Determine how many lines hold "GSTIN" and give only that number.

Exercise data:

START

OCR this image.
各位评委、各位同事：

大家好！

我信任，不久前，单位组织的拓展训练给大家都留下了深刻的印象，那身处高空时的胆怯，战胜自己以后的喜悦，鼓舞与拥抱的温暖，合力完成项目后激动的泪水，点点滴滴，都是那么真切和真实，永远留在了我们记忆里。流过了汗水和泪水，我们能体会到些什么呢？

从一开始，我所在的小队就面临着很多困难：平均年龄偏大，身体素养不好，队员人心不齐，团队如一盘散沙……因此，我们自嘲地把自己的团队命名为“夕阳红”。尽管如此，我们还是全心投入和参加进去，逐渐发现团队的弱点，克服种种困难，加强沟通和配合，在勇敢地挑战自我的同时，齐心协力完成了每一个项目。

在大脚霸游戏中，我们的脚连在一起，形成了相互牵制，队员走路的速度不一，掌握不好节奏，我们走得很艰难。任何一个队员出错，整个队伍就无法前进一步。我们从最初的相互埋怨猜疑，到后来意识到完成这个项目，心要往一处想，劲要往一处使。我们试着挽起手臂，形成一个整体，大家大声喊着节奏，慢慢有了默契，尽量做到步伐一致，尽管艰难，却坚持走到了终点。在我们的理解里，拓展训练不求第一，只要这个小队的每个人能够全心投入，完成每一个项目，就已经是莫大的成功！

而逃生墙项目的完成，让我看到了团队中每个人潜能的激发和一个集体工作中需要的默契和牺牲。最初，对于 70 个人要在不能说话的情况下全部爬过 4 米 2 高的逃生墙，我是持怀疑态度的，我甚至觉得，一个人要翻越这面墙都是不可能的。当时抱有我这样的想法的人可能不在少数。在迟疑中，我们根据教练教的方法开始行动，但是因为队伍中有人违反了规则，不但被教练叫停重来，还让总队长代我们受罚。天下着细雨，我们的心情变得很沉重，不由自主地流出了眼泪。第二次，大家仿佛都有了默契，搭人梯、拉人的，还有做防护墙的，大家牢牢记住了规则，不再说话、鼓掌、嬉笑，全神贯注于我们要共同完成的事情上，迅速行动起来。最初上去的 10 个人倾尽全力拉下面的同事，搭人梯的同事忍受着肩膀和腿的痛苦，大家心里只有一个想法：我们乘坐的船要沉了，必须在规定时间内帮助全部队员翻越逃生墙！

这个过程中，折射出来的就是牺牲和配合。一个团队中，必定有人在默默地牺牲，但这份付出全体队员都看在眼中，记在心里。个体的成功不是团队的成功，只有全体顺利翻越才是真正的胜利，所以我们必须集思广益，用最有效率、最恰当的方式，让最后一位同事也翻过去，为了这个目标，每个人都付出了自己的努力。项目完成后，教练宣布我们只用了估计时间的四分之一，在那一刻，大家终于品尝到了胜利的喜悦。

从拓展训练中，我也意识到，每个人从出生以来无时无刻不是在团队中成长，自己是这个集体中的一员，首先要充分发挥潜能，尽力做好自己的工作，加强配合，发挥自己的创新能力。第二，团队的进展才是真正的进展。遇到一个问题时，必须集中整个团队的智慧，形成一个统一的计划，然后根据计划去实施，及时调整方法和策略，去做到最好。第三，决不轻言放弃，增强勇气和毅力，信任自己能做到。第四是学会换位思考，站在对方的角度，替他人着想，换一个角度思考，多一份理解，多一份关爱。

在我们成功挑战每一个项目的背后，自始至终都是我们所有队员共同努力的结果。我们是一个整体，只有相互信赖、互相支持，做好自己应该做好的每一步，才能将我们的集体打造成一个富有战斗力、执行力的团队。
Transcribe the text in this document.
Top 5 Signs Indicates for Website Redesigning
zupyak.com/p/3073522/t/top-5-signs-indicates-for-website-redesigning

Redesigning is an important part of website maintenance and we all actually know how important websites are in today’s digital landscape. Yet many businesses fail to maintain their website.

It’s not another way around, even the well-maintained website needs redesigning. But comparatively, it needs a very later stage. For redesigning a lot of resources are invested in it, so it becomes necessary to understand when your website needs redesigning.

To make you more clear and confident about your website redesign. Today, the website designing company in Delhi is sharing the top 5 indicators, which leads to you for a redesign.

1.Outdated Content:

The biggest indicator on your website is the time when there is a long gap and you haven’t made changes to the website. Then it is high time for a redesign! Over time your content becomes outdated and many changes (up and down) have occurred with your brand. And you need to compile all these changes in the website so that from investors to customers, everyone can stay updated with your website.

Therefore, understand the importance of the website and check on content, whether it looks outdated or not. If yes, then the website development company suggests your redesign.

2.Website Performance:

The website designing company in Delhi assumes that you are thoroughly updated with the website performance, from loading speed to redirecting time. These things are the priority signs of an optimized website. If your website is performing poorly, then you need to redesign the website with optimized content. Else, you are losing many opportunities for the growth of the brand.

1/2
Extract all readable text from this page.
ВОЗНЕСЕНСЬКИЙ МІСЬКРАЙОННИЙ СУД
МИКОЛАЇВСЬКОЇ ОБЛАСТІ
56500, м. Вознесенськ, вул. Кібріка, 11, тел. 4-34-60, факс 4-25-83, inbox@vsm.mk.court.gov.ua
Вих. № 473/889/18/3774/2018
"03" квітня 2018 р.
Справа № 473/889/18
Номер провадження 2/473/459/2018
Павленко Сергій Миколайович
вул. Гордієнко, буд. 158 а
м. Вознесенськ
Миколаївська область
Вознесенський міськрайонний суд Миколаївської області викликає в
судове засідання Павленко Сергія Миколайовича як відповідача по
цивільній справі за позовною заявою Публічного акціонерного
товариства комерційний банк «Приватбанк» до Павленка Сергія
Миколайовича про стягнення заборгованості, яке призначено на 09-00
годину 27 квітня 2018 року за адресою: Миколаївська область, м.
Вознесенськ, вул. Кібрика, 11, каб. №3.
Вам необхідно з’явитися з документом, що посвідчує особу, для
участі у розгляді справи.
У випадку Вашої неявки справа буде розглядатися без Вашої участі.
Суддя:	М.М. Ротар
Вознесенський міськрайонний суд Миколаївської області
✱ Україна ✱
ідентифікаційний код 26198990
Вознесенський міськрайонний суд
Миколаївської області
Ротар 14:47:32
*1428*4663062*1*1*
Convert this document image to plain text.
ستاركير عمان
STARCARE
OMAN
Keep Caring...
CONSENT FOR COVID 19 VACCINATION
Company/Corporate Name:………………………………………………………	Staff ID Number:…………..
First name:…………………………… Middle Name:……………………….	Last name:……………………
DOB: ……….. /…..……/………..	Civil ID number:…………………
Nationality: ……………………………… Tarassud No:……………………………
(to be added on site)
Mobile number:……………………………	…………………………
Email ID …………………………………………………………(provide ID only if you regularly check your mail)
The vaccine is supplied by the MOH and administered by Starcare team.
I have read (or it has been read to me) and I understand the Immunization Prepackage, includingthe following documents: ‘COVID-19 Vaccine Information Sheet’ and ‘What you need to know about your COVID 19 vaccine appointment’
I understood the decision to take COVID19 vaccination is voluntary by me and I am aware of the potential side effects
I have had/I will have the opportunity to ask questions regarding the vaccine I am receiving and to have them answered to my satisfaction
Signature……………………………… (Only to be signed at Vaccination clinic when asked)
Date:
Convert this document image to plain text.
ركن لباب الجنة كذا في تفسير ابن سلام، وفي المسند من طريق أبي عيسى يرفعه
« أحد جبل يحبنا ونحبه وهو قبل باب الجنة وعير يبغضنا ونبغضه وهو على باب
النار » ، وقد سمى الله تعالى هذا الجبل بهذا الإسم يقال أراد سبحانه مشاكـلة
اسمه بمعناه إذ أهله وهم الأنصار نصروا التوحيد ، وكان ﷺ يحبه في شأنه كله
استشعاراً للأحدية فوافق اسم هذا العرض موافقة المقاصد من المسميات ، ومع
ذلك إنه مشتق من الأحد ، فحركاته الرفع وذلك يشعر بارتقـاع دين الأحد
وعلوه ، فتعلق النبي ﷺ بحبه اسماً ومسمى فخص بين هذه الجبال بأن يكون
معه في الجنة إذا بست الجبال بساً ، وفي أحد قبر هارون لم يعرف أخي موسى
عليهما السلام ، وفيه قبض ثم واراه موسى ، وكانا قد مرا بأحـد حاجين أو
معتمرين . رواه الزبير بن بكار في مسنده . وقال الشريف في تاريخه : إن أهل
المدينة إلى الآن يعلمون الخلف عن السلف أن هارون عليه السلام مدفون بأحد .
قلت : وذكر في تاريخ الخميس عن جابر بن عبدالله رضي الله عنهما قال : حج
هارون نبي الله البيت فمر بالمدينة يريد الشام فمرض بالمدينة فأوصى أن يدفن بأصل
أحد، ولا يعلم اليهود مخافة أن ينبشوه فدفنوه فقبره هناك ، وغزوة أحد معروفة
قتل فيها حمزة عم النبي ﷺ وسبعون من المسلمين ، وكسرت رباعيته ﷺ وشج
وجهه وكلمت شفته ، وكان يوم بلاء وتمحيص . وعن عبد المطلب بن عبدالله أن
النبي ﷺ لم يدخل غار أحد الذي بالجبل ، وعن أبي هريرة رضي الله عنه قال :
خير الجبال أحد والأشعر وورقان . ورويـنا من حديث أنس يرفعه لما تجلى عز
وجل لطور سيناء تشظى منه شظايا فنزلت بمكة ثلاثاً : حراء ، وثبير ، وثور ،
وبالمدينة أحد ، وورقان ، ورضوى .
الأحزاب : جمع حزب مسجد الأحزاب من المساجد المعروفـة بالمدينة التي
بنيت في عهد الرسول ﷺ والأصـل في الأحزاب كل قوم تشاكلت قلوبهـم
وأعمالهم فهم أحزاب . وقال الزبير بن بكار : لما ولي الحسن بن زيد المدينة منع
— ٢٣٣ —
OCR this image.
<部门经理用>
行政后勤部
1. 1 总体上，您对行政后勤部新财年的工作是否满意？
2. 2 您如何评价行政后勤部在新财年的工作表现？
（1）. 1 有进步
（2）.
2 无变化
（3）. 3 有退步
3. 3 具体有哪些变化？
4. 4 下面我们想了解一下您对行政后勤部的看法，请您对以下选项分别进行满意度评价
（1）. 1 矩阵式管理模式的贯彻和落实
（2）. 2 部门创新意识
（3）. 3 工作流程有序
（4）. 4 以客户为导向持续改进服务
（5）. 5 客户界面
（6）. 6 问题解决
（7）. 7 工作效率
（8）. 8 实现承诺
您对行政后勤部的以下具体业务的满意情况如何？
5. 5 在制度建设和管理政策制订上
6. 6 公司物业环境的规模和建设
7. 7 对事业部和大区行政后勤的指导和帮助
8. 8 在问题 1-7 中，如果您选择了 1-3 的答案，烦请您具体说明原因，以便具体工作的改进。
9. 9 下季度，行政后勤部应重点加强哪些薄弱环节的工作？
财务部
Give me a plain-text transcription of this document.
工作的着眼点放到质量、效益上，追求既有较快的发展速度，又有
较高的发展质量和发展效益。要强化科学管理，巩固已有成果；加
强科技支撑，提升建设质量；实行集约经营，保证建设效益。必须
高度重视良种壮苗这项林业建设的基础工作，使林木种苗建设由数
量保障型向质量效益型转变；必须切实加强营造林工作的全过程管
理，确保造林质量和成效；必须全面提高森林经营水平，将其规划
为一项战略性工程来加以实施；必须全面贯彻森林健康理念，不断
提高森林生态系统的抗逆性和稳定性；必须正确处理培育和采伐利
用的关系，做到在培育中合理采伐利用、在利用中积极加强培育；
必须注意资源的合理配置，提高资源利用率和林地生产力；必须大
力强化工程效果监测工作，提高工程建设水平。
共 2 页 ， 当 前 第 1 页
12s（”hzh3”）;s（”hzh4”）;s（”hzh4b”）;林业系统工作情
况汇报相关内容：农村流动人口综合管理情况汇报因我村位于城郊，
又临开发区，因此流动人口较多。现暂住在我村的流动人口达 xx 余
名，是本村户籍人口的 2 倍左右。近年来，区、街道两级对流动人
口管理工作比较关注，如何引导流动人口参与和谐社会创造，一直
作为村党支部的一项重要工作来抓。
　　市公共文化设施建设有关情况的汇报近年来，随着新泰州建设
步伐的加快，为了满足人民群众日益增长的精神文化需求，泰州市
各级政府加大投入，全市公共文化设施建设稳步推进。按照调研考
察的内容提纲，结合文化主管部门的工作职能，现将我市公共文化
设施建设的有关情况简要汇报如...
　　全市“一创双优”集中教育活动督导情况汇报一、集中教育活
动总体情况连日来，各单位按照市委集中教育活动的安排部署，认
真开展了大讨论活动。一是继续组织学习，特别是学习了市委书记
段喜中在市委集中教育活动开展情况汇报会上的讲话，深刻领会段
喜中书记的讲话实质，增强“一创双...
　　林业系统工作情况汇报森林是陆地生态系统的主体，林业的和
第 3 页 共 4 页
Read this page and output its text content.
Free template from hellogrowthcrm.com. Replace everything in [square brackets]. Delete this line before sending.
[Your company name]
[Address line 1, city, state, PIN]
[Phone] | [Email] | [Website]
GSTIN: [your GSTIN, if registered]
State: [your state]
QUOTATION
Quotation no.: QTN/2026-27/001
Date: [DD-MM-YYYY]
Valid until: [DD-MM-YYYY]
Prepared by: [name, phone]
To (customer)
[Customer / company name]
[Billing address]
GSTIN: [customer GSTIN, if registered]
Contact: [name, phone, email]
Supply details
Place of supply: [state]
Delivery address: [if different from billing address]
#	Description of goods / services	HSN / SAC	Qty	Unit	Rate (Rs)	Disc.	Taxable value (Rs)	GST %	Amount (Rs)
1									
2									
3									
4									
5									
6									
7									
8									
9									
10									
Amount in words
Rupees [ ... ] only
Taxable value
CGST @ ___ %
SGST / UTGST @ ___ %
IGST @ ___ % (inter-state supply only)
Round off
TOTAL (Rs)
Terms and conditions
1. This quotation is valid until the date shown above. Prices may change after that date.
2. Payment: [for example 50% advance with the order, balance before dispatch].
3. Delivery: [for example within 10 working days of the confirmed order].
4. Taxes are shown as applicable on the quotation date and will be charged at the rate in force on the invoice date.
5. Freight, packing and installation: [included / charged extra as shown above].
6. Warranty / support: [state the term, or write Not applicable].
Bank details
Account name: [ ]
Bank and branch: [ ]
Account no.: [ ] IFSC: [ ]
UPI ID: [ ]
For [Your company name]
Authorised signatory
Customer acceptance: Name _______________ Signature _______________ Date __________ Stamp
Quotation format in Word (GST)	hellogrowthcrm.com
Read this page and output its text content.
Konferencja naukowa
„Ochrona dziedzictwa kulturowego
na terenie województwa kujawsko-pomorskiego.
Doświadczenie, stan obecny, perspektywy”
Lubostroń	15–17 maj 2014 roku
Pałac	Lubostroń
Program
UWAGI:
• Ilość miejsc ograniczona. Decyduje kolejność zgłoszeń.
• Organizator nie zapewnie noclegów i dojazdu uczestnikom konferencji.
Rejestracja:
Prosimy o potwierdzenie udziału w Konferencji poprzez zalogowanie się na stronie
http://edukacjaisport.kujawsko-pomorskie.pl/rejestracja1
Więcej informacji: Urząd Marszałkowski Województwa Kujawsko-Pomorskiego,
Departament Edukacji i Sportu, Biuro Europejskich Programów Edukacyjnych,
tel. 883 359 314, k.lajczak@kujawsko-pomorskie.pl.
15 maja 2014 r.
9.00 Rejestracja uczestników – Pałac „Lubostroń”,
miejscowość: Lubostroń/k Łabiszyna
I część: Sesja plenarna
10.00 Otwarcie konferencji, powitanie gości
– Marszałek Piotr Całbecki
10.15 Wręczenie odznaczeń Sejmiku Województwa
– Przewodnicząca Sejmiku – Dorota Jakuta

END

Correct response:
2